• [TASK STATEMENT]: Drop the pictures, then extract the listing word for word.

• [GIVEN DATA]:
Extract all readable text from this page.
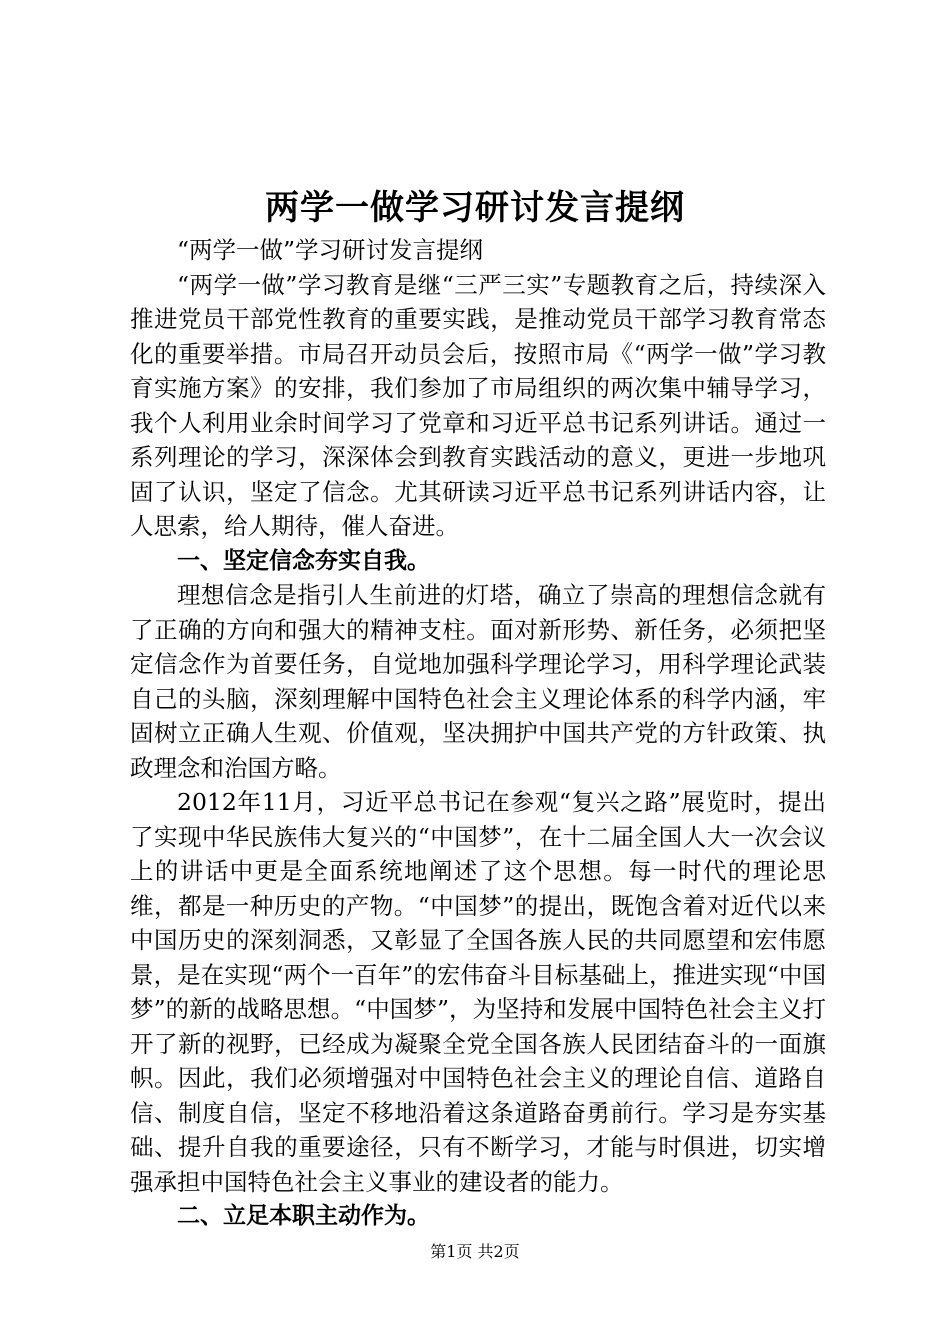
两学一做学习研讨发言提纲

“两学一做”学习研讨发言提纲

“两学一做”学习教育是继“三严三实”专题教育之后，持续深入推进党员干部党性教育的重要实践，是推动党员干部学习教育常态化的重要举措。市局召开动员会后，按照市局《“两学一做”学习教育实施方案》的安排，我们参加了市局组织的两次集中辅导学习，我个人利用业余时间学习了党章和习近平总书记系列讲话。通过一系列理论的学习，深深体会到教育实践活动的意义，更进一步地巩固了认识，坚定了信念。尤其研读习近平总书记系列讲话内容，让人思索，给人期待，催人奋进。

一、坚定信念夯实自我。

理想信念是指引人生前进的灯塔，确立了崇高的理想信念就有了正确的方向和强大的精神支柱。面对新形势、新任务，必须把坚定信念作为首要任务，自觉地加强科学理论学习，用科学理论武装自己的头脑，深刻理解中国特色社会主义理论体系的科学内涵，牢固树立正确人生观、价值观，坚决拥护中国共产党的方针政策、执政理念和治国方略。

2012年11月，习近平总书记在参观“复兴之路”展览时，提出了实现中华民族伟大复兴的“中国梦”，在十二届全国人大一次会议上的讲话中更是全面系统地阐述了这个思想。每一时代的理论思维，都是一种历史的产物。“中国梦”的提出，既饱含着对近代以来中国历史的深刻洞悉，又彰显了全国各族人民的共同愿望和宏伟愿景，是在实现“两个一百年”的宏伟奋斗目标基础上，推进实现“中国梦”的新的战略思想。“中国梦”，为坚持和发展中国特色社会主义打开了新的视野，已经成为凝聚全党全国各族人民团结奋斗的一面旗帜。因此，我们必须增强对中国特色社会主义的理论自信、道路自信、制度自信，坚定不移地沿着这条道路奋勇前行。学习是夯实基础、提升自我的重要途径，只有不断学习，才能与时俱进，切实增强承担中国特色社会主义事业的建设者的能力。

二、立足本职主动作为。

第1页 共2页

• [FULL OUTPUT]:
Extract all readable text from this page.
两学一做学习研讨发言提纲

“两学一做”学习研讨发言提纲

“两学一做”学习教育是继“三严三实”专题教育之后，持续深入推进党员干部党性教育的重要实践，是推动党员干部学习教育常态化的重要举措。市局召开动员会后，按照市局《“两学一做”学习教育实施方案》的安排，我们参加了市局组织的两次集中辅导学习，我个人利用业余时间学习了党章和习近平总书记系列讲话。通过一系列理论的学习，深深体会到教育实践活动的意义，更进一步地巩固了认识，坚定了信念。尤其研读习近平总书记系列讲话内容，让人思索，给人期待，催人奋进。

一、坚定信念夯实自我。

理想信念是指引人生前进的灯塔，确立了崇高的理想信念就有了正确的方向和强大的精神支柱。面对新形势、新任务，必须把坚定信念作为首要任务，自觉地加强科学理论学习，用科学理论武装自己的头脑，深刻理解中国特色社会主义理论体系的科学内涵，牢固树立正确人生观、价值观，坚决拥护中国共产党的方针政策、执政理念和治国方略。

2012年11月，习近平总书记在参观“复兴之路”展览时，提出了实现中华民族伟大复兴的“中国梦”，在十二届全国人大一次会议上的讲话中更是全面系统地阐述了这个思想。每一时代的理论思维，都是一种历史的产物。“中国梦”的提出，既饱含着对近代以来中国历史的深刻洞悉，又彰显了全国各族人民的共同愿望和宏伟愿景，是在实现“两个一百年”的宏伟奋斗目标基础上，推进实现“中国梦”的新的战略思想。“中国梦”，为坚持和发展中国特色社会主义打开了新的视野，已经成为凝聚全党全国各族人民团结奋斗的一面旗帜。因此，我们必须增强对中国特色社会主义的理论自信、道路自信、制度自信，坚定不移地沿着这条道路奋勇前行。学习是夯实基础、提升自我的重要途径，只有不断学习，才能与时俱进，切实增强承担中国特色社会主义事业的建设者的能力。

二、立足本职主动作为。

第1页 共2页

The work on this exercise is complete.